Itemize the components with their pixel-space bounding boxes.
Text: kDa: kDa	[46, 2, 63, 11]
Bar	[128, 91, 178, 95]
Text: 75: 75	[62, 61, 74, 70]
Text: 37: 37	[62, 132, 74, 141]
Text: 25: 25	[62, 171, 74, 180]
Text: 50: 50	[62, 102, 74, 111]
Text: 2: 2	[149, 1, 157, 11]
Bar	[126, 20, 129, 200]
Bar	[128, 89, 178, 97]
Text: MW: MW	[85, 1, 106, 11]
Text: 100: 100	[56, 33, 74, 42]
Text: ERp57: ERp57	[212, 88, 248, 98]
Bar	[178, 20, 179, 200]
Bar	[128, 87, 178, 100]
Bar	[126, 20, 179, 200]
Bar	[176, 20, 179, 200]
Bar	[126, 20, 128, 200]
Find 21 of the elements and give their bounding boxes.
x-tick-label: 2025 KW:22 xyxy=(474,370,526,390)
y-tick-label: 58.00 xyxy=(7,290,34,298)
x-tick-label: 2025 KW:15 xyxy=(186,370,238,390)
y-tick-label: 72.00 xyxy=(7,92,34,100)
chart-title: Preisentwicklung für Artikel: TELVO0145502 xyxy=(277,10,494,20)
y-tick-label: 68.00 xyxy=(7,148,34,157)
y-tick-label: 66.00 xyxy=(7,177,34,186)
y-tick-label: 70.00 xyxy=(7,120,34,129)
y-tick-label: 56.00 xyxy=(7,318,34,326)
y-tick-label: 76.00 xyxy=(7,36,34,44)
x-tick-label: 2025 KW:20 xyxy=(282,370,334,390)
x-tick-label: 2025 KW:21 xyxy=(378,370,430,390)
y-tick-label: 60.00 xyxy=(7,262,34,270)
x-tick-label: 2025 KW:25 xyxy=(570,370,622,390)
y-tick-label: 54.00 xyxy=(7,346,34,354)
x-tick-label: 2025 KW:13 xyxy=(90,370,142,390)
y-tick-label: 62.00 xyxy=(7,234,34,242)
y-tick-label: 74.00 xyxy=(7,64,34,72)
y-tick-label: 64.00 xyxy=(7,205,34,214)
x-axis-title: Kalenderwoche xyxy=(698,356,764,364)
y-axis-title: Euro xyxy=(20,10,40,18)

◇ ◇ ◇

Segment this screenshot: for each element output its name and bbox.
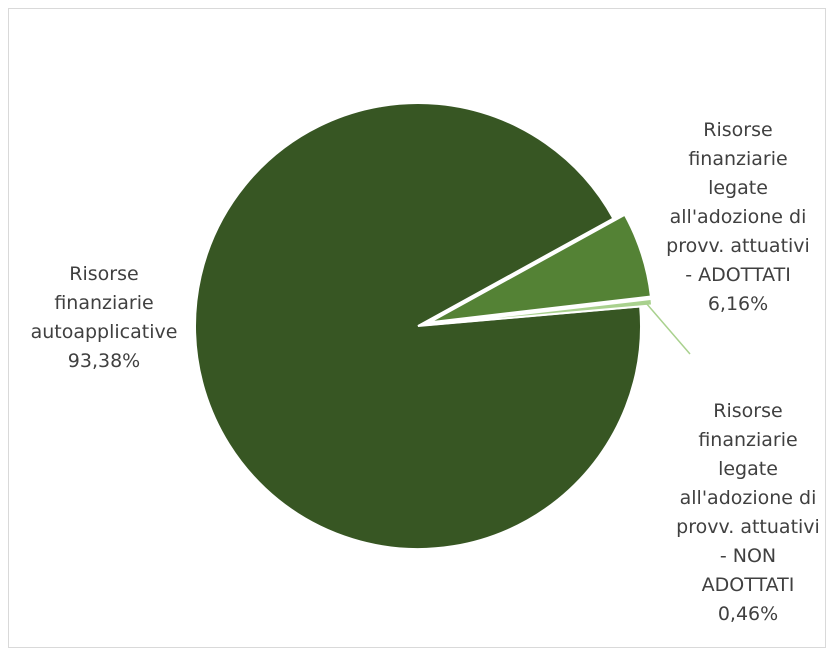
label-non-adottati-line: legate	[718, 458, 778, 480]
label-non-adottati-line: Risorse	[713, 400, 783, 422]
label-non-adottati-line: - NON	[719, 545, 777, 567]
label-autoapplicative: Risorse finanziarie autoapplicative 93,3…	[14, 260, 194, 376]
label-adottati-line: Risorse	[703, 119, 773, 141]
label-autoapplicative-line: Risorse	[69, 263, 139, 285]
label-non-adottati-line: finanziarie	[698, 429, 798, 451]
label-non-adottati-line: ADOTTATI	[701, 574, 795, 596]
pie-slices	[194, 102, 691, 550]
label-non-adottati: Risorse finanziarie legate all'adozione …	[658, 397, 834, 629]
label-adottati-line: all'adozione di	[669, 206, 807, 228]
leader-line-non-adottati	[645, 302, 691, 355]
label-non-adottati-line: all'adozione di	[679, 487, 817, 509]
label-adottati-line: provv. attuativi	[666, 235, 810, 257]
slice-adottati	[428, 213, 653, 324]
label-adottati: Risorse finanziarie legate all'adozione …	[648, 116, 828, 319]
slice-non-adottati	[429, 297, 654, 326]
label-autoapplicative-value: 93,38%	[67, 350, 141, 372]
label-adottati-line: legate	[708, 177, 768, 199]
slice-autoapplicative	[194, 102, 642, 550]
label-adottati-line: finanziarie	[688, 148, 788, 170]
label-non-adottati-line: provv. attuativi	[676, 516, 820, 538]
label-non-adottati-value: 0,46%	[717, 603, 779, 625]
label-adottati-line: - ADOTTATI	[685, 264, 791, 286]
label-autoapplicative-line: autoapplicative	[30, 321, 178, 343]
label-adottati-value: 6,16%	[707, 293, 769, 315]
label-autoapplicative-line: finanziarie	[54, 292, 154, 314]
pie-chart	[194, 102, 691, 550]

◇ ◇ ◇

* **Task objective**: Extract each line of the material above that contains the string "chart".

* **Expected answer**:
chart-title: Preisentwicklung für Artikel: TELVO0145502 xyxy=(277,10,494,20)
pie-chart	[194, 102, 691, 550]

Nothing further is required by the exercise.